[Collection entries]
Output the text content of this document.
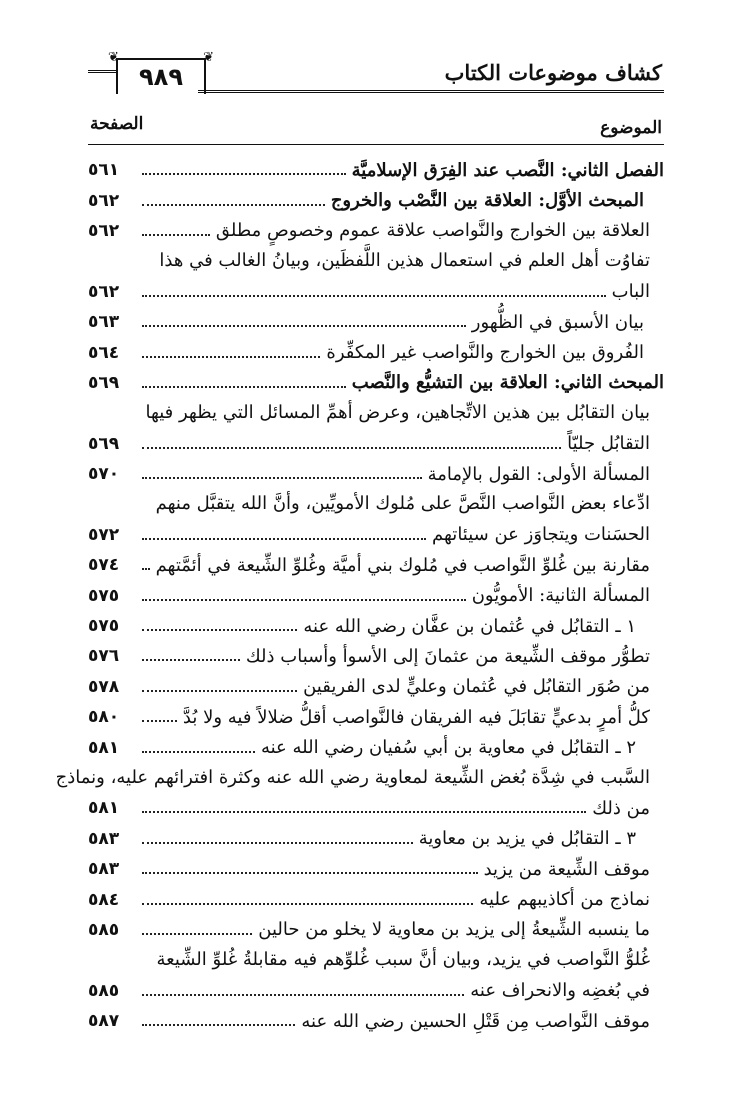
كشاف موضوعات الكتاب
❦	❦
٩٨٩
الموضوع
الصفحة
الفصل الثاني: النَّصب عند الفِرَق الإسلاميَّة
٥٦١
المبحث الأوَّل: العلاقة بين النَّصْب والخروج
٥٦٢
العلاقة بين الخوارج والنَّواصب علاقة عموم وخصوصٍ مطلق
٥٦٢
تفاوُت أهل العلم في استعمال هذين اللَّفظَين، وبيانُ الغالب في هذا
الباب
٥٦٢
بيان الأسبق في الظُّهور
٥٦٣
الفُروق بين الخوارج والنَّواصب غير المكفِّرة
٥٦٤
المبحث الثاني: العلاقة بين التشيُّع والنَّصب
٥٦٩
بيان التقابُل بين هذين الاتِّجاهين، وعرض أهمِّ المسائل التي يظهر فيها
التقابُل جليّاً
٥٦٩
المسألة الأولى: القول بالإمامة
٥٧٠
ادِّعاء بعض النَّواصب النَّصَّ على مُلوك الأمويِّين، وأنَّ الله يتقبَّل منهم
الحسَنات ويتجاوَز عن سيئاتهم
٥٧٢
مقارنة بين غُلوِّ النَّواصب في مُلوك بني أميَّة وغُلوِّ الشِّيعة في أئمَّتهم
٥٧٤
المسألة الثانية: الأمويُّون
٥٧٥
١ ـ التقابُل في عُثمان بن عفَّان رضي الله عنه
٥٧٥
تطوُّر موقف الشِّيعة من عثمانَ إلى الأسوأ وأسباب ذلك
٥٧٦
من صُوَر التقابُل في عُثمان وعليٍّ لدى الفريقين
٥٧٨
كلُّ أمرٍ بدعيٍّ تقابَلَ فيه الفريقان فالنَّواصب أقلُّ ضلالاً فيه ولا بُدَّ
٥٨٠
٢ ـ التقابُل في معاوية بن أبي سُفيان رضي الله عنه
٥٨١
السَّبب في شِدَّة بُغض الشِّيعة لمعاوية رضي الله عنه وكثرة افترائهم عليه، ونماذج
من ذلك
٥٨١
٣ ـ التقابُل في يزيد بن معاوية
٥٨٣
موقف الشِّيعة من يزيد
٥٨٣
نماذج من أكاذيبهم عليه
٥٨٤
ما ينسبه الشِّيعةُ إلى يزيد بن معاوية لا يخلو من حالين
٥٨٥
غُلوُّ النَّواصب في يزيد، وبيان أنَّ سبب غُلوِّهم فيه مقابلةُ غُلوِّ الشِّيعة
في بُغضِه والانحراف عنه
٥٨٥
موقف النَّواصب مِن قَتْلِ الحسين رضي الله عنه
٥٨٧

==

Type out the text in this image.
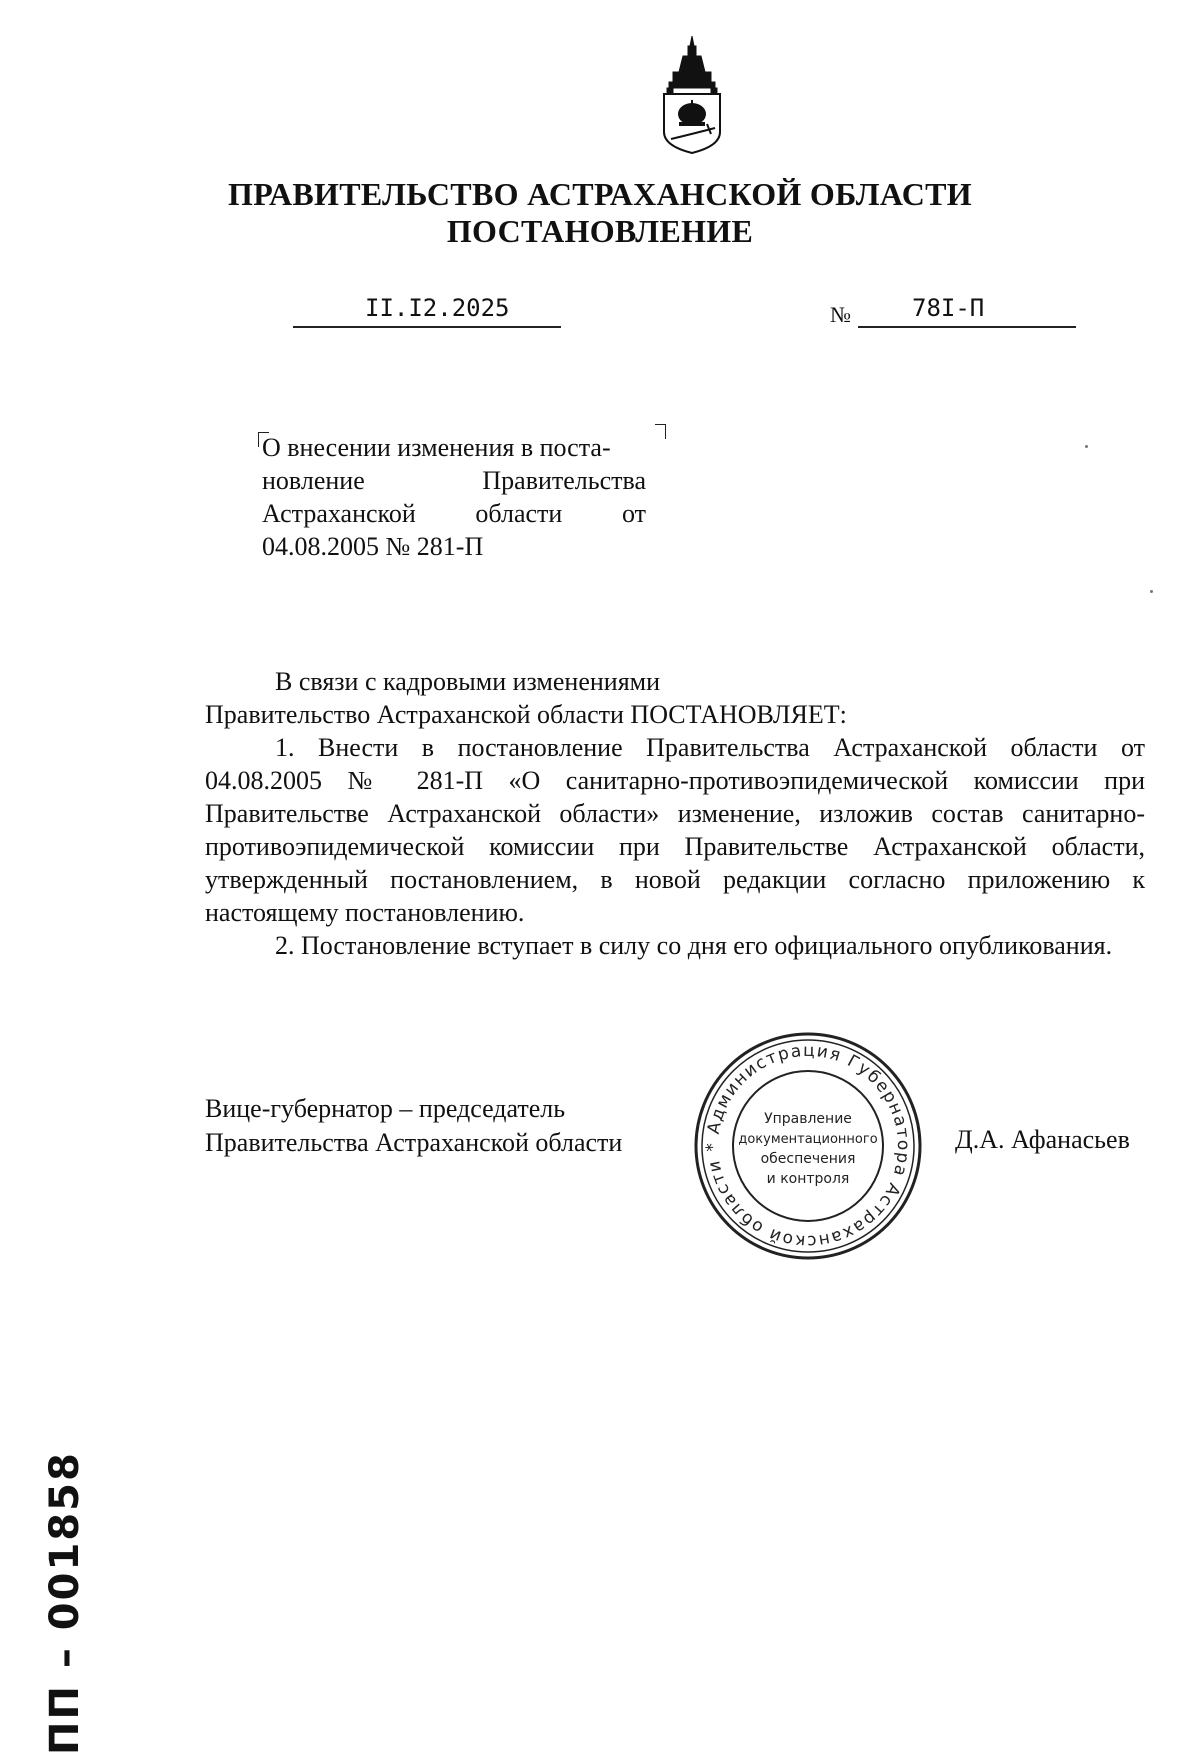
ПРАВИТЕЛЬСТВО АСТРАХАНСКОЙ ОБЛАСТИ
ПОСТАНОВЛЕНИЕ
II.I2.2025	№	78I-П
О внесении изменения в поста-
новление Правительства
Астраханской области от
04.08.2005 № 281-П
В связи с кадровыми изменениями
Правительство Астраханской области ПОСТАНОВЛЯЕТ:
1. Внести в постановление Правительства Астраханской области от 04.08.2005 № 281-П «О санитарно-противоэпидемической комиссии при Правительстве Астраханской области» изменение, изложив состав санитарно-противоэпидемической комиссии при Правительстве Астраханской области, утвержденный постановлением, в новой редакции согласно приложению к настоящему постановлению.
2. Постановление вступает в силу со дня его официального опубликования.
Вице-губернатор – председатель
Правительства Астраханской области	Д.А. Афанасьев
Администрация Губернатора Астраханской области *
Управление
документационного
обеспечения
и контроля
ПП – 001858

--

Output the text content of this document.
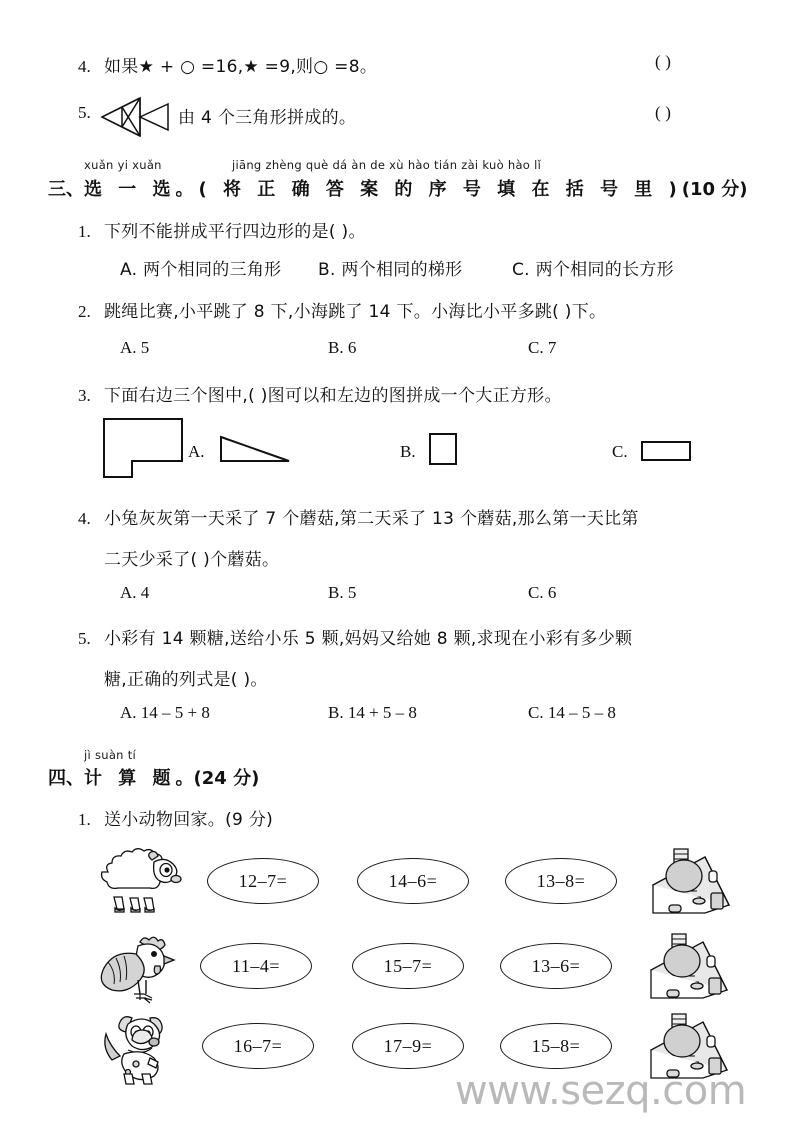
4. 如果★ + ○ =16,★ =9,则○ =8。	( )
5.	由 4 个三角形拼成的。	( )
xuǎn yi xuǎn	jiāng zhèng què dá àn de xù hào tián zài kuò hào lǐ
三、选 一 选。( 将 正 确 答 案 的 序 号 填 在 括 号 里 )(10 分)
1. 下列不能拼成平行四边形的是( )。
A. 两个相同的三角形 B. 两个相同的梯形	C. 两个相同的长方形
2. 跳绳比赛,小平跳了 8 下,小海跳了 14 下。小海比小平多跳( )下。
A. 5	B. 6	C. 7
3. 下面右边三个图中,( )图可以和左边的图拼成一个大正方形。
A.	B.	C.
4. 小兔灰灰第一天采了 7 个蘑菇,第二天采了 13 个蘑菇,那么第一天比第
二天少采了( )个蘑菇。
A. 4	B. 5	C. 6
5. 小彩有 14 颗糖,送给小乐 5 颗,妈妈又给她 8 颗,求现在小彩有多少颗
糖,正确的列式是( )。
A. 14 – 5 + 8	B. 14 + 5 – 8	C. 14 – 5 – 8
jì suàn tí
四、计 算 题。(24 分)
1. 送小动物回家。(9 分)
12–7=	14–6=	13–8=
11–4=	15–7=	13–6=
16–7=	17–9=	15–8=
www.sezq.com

» **PROBLEM REQUIREMENTS**
From the data above, copy each line where the string "العلاقة" appears.

» **WORKED ANSWER**
المبحث الأوَّل: العلاقة بين النَّصْب والخروج
العلاقة بين الخوارج والنَّواصب علاقة عموم وخصوصٍ مطلق
المبحث الثاني: العلاقة بين التشيُّع والنَّصب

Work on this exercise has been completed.